* **EXERCISE REQUIREMENTS**
Repeat the material in full. Keep every line exactly as it is.

* **GIVEN DATA**
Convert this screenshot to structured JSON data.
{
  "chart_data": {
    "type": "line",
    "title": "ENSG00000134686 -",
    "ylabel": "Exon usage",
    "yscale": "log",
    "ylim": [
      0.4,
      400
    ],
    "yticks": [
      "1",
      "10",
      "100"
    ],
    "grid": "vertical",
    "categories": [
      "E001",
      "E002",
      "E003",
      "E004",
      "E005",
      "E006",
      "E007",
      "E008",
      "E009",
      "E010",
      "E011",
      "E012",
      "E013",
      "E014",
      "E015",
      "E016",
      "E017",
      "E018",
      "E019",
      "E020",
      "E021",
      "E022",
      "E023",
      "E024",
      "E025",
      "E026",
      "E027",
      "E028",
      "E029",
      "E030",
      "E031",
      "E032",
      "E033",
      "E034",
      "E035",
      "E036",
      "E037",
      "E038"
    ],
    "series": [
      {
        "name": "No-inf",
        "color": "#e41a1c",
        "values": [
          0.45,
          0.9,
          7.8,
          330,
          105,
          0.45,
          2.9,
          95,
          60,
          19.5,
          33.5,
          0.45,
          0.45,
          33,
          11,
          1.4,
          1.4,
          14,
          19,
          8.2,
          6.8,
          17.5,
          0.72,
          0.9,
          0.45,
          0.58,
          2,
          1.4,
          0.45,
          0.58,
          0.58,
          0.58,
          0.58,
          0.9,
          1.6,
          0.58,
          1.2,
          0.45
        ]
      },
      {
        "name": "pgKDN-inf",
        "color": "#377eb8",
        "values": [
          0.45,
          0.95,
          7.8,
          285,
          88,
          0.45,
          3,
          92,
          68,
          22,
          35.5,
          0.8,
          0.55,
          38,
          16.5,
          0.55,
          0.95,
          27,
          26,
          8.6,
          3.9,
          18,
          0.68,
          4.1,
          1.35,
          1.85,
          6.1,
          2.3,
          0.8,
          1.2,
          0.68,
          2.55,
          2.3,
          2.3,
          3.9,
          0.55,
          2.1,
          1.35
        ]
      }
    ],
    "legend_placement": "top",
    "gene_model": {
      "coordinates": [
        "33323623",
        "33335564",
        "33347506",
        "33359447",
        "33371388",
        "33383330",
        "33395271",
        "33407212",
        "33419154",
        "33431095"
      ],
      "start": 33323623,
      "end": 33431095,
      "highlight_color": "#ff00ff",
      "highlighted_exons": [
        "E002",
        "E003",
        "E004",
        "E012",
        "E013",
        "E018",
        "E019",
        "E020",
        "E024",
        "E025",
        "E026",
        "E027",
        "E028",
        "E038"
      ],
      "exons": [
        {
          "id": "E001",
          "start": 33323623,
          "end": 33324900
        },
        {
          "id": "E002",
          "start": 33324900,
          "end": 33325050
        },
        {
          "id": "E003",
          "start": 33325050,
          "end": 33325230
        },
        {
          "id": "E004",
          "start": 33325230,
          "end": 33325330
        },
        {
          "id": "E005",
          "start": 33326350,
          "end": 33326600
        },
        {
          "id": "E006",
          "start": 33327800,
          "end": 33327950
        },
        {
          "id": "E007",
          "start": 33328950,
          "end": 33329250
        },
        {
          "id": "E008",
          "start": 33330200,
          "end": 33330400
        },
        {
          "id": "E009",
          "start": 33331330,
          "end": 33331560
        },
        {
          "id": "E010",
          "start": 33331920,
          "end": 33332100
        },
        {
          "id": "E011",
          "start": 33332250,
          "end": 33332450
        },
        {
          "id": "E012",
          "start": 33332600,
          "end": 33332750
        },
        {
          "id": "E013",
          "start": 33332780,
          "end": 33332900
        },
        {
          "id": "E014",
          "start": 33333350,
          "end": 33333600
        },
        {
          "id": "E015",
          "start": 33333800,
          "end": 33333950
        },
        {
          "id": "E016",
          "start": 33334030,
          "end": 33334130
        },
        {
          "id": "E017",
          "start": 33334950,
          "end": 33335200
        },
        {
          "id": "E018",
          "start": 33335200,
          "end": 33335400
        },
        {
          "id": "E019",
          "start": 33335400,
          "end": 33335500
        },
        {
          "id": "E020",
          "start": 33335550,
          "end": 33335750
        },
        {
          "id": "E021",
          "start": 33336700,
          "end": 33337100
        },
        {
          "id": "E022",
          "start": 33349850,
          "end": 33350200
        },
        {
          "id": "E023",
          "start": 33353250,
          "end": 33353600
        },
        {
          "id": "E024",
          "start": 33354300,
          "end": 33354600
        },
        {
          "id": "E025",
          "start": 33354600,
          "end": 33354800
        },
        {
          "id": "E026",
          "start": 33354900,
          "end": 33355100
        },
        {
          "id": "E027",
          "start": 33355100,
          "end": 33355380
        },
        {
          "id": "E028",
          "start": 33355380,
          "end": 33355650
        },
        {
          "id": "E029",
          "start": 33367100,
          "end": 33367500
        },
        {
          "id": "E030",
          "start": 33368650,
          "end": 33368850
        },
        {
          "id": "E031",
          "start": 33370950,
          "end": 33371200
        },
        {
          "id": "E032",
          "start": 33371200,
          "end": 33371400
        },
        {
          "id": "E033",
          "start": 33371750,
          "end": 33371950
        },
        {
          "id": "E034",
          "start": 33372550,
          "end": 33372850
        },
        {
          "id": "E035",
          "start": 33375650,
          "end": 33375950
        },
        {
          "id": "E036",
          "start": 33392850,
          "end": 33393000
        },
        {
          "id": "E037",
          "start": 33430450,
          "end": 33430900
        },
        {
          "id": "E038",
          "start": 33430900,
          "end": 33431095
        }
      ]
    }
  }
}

* **OUTPUT FOR THIS TASK**
Convert this screenshot to structured JSON data.
{
  "chart_data": {
    "type": "line",
    "title": "ENSG00000134686 -",
    "ylabel": "Exon usage",
    "yscale": "log",
    "ylim": [
      0.4,
      400
    ],
    "yticks": [
      "1",
      "10",
      "100"
    ],
    "grid": "vertical",
    "categories": [
      "E001",
      "E002",
      "E003",
      "E004",
      "E005",
      "E006",
      "E007",
      "E008",
      "E009",
      "E010",
      "E011",
      "E012",
      "E013",
      "E014",
      "E015",
      "E016",
      "E017",
      "E018",
      "E019",
      "E020",
      "E021",
      "E022",
      "E023",
      "E024",
      "E025",
      "E026",
      "E027",
      "E028",
      "E029",
      "E030",
      "E031",
      "E032",
      "E033",
      "E034",
      "E035",
      "E036",
      "E037",
      "E038"
    ],
    "series": [
      {
        "name": "No-inf",
        "color": "#e41a1c",
        "values": [
          0.45,
          0.9,
          7.8,
          330,
          105,
          0.45,
          2.9,
          95,
          60,
          19.5,
          33.5,
          0.45,
          0.45,
          33,
          11,
          1.4,
          1.4,
          14,
          19,
          8.2,
          6.8,
          17.5,
          0.72,
          0.9,
          0.45,
          0.58,
          2,
          1.4,
          0.45,
          0.58,
          0.58,
          0.58,
          0.58,
          0.9,
          1.6,
          0.58,
          1.2,
          0.45
        ]
      },
      {
        "name": "pgKDN-inf",
        "color": "#377eb8",
        "values": [
          0.45,
          0.95,
          7.8,
          285,
          88,
          0.45,
          3,
          92,
          68,
          22,
          35.5,
          0.8,
          0.55,
          38,
          16.5,
          0.55,
          0.95,
          27,
          26,
          8.6,
          3.9,
          18,
          0.68,
          4.1,
          1.35,
          1.85,
          6.1,
          2.3,
          0.8,
          1.2,
          0.68,
          2.55,
          2.3,
          2.3,
          3.9,
          0.55,
          2.1,
          1.35
        ]
      }
    ],
    "legend_placement": "top",
    "gene_model": {
      "coordinates": [
        "33323623",
        "33335564",
        "33347506",
        "33359447",
        "33371388",
        "33383330",
        "33395271",
        "33407212",
        "33419154",
        "33431095"
      ],
      "start": 33323623,
      "end": 33431095,
      "highlight_color": "#ff00ff",
      "highlighted_exons": [
        "E002",
        "E003",
        "E004",
        "E012",
        "E013",
        "E018",
        "E019",
        "E020",
        "E024",
        "E025",
        "E026",
        "E027",
        "E028",
        "E038"
      ],
      "exons": [
        {
          "id": "E001",
          "start": 33323623,
          "end": 33324900
        },
        {
          "id": "E002",
          "start": 33324900,
          "end": 33325050
        },
        {
          "id": "E003",
          "start": 33325050,
          "end": 33325230
        },
        {
          "id": "E004",
          "start": 33325230,
          "end": 33325330
        },
        {
          "id": "E005",
          "start": 33326350,
          "end": 33326600
        },
        {
          "id": "E006",
          "start": 33327800,
          "end": 33327950
        },
        {
          "id": "E007",
          "start": 33328950,
          "end": 33329250
        },
        {
          "id": "E008",
          "start": 33330200,
          "end": 33330400
        },
        {
          "id": "E009",
          "start": 33331330,
          "end": 33331560
        },
        {
          "id": "E010",
          "start": 33331920,
          "end": 33332100
        },
        {
          "id": "E011",
          "start": 33332250,
          "end": 33332450
        },
        {
          "id": "E012",
          "start": 33332600,
          "end": 33332750
        },
        {
          "id": "E013",
          "start": 33332780,
          "end": 33332900
        },
        {
          "id": "E014",
          "start": 33333350,
          "end": 33333600
        },
        {
          "id": "E015",
          "start": 33333800,
          "end": 33333950
        },
        {
          "id": "E016",
          "start": 33334030,
          "end": 33334130
        },
        {
          "id": "E017",
          "start": 33334950,
          "end": 33335200
        },
        {
          "id": "E018",
          "start": 33335200,
          "end": 33335400
        },
        {
          "id": "E019",
          "start": 33335400,
          "end": 33335500
        },
        {
          "id": "E020",
          "start": 33335550,
          "end": 33335750
        },
        {
          "id": "E021",
          "start": 33336700,
          "end": 33337100
        },
        {
          "id": "E022",
          "start": 33349850,
          "end": 33350200
        },
        {
          "id": "E023",
          "start": 33353250,
          "end": 33353600
        },
        {
          "id": "E024",
          "start": 33354300,
          "end": 33354600
        },
        {
          "id": "E025",
          "start": 33354600,
          "end": 33354800
        },
        {
          "id": "E026",
          "start": 33354900,
          "end": 33355100
        },
        {
          "id": "E027",
          "start": 33355100,
          "end": 33355380
        },
        {
          "id": "E028",
          "start": 33355380,
          "end": 33355650
        },
        {
          "id": "E029",
          "start": 33367100,
          "end": 33367500
        },
        {
          "id": "E030",
          "start": 33368650,
          "end": 33368850
        },
        {
          "id": "E031",
          "start": 33370950,
          "end": 33371200
        },
        {
          "id": "E032",
          "start": 33371200,
          "end": 33371400
        },
        {
          "id": "E033",
          "start": 33371750,
          "end": 33371950
        },
        {
          "id": "E034",
          "start": 33372550,
          "end": 33372850
        },
        {
          "id": "E035",
          "start": 33375650,
          "end": 33375950
        },
        {
          "id": "E036",
          "start": 33392850,
          "end": 33393000
        },
        {
          "id": "E037",
          "start": 33430450,
          "end": 33430900
        },
        {
          "id": "E038",
          "start": 33430900,
          "end": 33431095
        }
      ]
    }
  }
}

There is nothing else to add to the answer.